## TASK INSTRUCTIONS
A. In the Eclipse project message, in which directory does the writer want to create the .project/.cproject files?
B. Decide whether each statement agrees with the Eclipse project message, answering yes or no and quoting the deciding words: (i) The writer lists all the targets in the "Make" window. (ii) The writer sets up running and debugging by hand. (iii) As far as the writer knows, eclipse cdt supports nesting .project/.cproject for hierarchical project structures.
C. Please copy the part of the Eclipse project message that opens with the words containing "I thought about" and closes with "and debugging ?".

## READING PASSAGE
╔══
Well, since I want to create the .project/.cproject in the
CMAKE_BINARY_DIR what I did was that I created a linked resource to
the source directory in the .project file. That way the paths to the
project sources are in the "Project Explorer" and "Navigator" windows.
I also iterate over the map during the .cproject creation to tag these
linked resources as source directories. I believe this is important
for indexing, but I'm not sure if it is completely ironed out.

I also list all the targets to the "Make" window, so that the user can
click the target and make it.

> From the header:
> enum ToolChainType { OTHER, LINUX, CYGWIN, MINGW, SOLARIS, MACOSX };
> I would prefer more specific names, e.g. prefixing them
> with "EclipseToolchain", so that you have EclipseToolchainCygwin etc.

Even if it is a private enum? Ok, I guess the following should do, right?

enum EclipseToolchainType {
  EclipseToolchainOther,
  EclipseToolchainLinux,
  EclipseToolchainCygwin,
  EclipseToolchainMinGW,
  EclipseToolchainSolaris,
  EclipseToolchainMacOSX
};

> One thing which would be nice is if you would also put the include directories
> in the project files, I think this is required for autocompletion. You can
> get them via cmMakefile::GetIncludeDirectories().

I thought about that and I'll do it, but the reason I hesitated was
because I don't know how to add them in a per cmake project basis. I
can include it in the toplevel (and only) .cproject, but that applies
to all projects beneath it, which isn't much of a problem since your
building with "make" anyhow.

As far as I know however, eclipse cdt doesn't support nesting
.project/.cproject for hierarchichal project structures. Does any one
know more about this? I'm planning on asking these on the cdt list
eventually.

> Do you already setup up running and debugging ?
> I don't know how this works with Eclipse, for KDevelop I put the first
> executable target I found in the entry where it expects the executable to be
> debugged.

I don't; Eclipse does it for me. It finds the binaries and libraries.
╚══
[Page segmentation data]
╔══
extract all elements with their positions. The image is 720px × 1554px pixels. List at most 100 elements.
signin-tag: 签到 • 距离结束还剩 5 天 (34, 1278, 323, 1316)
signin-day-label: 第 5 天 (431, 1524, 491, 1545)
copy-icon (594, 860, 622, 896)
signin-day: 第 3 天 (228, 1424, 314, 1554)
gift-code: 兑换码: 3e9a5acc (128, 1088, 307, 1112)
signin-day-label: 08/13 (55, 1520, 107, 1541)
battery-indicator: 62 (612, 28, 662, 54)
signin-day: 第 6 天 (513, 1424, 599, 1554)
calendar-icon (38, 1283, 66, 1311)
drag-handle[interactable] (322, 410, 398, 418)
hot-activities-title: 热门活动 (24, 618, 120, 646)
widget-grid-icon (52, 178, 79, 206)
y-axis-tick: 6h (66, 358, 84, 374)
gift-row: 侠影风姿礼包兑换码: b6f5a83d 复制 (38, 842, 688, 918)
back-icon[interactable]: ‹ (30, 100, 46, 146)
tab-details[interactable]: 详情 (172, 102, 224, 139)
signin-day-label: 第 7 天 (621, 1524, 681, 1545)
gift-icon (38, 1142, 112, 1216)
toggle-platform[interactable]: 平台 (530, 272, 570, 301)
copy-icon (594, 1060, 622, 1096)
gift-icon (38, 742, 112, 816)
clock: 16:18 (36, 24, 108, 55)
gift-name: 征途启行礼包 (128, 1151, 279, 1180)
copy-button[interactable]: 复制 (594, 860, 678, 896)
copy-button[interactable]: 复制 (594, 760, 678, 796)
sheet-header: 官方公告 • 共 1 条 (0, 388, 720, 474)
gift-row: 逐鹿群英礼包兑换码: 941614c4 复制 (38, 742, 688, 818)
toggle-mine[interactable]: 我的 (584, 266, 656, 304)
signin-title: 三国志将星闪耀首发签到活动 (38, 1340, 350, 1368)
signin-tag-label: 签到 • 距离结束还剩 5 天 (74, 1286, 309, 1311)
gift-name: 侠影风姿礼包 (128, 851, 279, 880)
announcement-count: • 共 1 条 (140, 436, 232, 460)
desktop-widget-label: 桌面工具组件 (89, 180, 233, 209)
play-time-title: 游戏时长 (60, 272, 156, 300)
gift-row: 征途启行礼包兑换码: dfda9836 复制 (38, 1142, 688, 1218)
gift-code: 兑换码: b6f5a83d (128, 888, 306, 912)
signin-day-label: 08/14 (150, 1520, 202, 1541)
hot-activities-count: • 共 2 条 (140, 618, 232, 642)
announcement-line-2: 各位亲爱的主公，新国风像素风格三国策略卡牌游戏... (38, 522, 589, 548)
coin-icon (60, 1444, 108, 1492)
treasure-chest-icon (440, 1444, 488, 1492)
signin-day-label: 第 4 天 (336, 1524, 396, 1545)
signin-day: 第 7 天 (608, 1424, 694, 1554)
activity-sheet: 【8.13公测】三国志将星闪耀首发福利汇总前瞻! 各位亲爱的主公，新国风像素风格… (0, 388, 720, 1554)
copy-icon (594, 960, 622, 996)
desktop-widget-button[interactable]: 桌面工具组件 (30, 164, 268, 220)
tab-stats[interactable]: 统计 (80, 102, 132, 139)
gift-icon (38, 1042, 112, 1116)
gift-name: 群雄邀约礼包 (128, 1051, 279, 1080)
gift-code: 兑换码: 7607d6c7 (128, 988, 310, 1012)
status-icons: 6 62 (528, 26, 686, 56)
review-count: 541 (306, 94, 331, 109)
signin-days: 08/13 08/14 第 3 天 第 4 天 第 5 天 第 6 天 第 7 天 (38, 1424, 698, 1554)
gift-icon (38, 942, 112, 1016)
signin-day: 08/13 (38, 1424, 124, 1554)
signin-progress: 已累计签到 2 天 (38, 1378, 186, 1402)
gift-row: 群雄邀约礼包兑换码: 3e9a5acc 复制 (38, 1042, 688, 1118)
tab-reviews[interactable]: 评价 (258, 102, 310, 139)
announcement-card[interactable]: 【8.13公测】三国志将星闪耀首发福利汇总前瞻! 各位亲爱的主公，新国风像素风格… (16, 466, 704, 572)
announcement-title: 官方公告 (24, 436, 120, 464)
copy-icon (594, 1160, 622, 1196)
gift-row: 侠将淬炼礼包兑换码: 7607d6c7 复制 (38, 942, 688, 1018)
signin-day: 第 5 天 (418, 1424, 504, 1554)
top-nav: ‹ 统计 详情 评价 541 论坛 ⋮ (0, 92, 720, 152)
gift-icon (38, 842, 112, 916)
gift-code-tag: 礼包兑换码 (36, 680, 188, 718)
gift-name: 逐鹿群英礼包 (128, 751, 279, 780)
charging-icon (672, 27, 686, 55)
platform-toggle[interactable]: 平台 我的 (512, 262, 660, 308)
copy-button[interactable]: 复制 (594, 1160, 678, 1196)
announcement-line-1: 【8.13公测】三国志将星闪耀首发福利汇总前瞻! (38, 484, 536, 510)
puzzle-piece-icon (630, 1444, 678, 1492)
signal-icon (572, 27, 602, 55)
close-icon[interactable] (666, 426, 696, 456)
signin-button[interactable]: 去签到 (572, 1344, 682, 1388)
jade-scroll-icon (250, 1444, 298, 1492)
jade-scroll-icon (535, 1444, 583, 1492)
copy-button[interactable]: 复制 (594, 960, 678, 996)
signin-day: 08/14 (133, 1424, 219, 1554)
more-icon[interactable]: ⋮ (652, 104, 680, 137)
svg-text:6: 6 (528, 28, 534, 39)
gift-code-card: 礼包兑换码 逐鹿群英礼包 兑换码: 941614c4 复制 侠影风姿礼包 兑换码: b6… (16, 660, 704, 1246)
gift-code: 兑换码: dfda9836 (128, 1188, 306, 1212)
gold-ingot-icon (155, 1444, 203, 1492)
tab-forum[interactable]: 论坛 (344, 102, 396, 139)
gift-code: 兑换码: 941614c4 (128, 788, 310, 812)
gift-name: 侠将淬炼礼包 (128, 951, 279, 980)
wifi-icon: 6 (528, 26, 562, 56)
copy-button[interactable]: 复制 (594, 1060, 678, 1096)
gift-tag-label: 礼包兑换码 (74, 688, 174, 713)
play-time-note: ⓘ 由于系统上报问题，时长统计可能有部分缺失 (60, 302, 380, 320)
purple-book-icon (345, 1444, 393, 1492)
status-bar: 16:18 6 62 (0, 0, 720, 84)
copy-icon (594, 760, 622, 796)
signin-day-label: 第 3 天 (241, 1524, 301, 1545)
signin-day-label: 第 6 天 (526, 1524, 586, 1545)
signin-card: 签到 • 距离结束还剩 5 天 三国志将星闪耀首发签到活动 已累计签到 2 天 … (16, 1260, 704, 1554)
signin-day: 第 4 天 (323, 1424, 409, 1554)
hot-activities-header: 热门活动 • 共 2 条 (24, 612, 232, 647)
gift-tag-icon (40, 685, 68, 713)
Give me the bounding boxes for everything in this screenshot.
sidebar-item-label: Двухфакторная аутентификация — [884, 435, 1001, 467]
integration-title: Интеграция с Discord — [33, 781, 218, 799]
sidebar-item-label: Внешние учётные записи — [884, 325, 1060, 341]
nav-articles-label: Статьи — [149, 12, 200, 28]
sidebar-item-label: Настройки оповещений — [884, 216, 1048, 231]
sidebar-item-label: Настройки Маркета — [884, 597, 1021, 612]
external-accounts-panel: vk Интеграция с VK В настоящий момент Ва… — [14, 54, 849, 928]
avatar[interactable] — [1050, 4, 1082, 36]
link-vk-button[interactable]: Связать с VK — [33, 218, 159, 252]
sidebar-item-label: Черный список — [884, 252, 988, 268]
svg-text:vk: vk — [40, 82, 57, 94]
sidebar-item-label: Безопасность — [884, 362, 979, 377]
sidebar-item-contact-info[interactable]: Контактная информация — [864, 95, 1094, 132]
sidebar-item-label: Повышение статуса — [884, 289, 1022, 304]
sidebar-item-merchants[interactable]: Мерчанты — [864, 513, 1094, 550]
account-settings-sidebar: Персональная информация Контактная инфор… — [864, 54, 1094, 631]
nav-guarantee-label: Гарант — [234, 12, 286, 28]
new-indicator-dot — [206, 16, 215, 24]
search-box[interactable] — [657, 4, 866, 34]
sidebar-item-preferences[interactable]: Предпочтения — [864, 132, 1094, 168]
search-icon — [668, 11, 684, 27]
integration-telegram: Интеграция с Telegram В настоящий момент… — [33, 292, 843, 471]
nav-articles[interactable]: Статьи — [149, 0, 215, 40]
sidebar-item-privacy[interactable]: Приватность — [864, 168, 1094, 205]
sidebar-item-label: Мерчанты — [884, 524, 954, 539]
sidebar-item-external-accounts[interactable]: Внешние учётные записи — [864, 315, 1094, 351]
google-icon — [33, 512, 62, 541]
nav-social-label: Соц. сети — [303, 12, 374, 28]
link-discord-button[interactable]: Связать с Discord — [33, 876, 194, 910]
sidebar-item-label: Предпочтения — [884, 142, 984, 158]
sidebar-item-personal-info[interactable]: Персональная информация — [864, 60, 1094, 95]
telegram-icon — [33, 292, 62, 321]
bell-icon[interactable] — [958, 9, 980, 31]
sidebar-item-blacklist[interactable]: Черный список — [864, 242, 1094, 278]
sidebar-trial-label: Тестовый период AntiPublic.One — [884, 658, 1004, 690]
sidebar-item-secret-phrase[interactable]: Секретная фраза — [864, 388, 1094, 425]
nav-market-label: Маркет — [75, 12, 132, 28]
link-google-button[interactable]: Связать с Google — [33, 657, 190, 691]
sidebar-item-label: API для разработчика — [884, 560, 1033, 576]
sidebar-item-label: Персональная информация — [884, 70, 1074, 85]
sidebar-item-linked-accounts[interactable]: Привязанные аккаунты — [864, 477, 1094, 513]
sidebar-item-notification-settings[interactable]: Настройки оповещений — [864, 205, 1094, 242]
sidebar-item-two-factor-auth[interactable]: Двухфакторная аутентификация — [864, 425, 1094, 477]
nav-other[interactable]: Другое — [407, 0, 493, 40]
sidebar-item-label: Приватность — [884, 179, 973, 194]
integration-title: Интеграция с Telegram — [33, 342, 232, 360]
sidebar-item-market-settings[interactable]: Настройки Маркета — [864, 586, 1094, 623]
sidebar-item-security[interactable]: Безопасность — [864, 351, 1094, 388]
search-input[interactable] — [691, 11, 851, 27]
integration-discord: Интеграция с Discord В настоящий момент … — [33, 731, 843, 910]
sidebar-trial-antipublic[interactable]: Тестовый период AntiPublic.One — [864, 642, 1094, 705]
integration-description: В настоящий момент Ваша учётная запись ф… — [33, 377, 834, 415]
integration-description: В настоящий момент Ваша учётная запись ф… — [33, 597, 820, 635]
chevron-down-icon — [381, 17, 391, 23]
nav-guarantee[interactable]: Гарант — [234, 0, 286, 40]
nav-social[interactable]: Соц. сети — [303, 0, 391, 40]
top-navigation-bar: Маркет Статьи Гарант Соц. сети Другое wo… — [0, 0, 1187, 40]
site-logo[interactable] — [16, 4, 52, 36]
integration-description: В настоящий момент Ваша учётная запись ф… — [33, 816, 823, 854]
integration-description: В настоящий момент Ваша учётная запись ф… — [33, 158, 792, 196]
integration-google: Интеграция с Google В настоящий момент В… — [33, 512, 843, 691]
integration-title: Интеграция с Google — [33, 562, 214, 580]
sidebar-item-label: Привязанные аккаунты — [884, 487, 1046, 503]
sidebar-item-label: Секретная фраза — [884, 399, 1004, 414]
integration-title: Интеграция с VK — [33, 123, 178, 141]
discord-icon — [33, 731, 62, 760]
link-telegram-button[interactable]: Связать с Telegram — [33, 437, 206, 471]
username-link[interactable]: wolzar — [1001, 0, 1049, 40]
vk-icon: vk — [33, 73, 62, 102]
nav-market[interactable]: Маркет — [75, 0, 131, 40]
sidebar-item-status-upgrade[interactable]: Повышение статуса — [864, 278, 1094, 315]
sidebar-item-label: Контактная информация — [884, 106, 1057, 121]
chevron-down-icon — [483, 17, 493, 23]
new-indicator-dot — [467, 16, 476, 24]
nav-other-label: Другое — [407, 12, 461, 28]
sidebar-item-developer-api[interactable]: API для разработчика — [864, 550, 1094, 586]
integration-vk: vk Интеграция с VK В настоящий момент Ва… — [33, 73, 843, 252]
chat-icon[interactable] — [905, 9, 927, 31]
╚══
## REPLIES
A. In the CMAKE_BINARY_DIR.

B.
(i) Yes: "I also list all the targets to the "Make" window, so that the user can click the target and make it."
(ii) No: "I don't; Eclipse does it for me. It finds the binaries and libraries."
(iii) No: "As far as I know however, eclipse cdt doesn't support nesting .project/.cproject for hierarchichal project structures."

C.
I thought about that and I'll do it, but the reason I hesitated was
because I don't know how to add them in a per cmake project basis. I
can include it in the toplevel (and only) .cproject, but that applies
to all projects beneath it, which isn't much of a problem since your
building with "make" anyhow.

As far as I know however, eclipse cdt doesn't support nesting
.project/.cproject for hierarchichal project structures. Does any one
know more about this? I'm planning on asking these on the cdt list
eventually.

> Do you already setup up running and debugging ?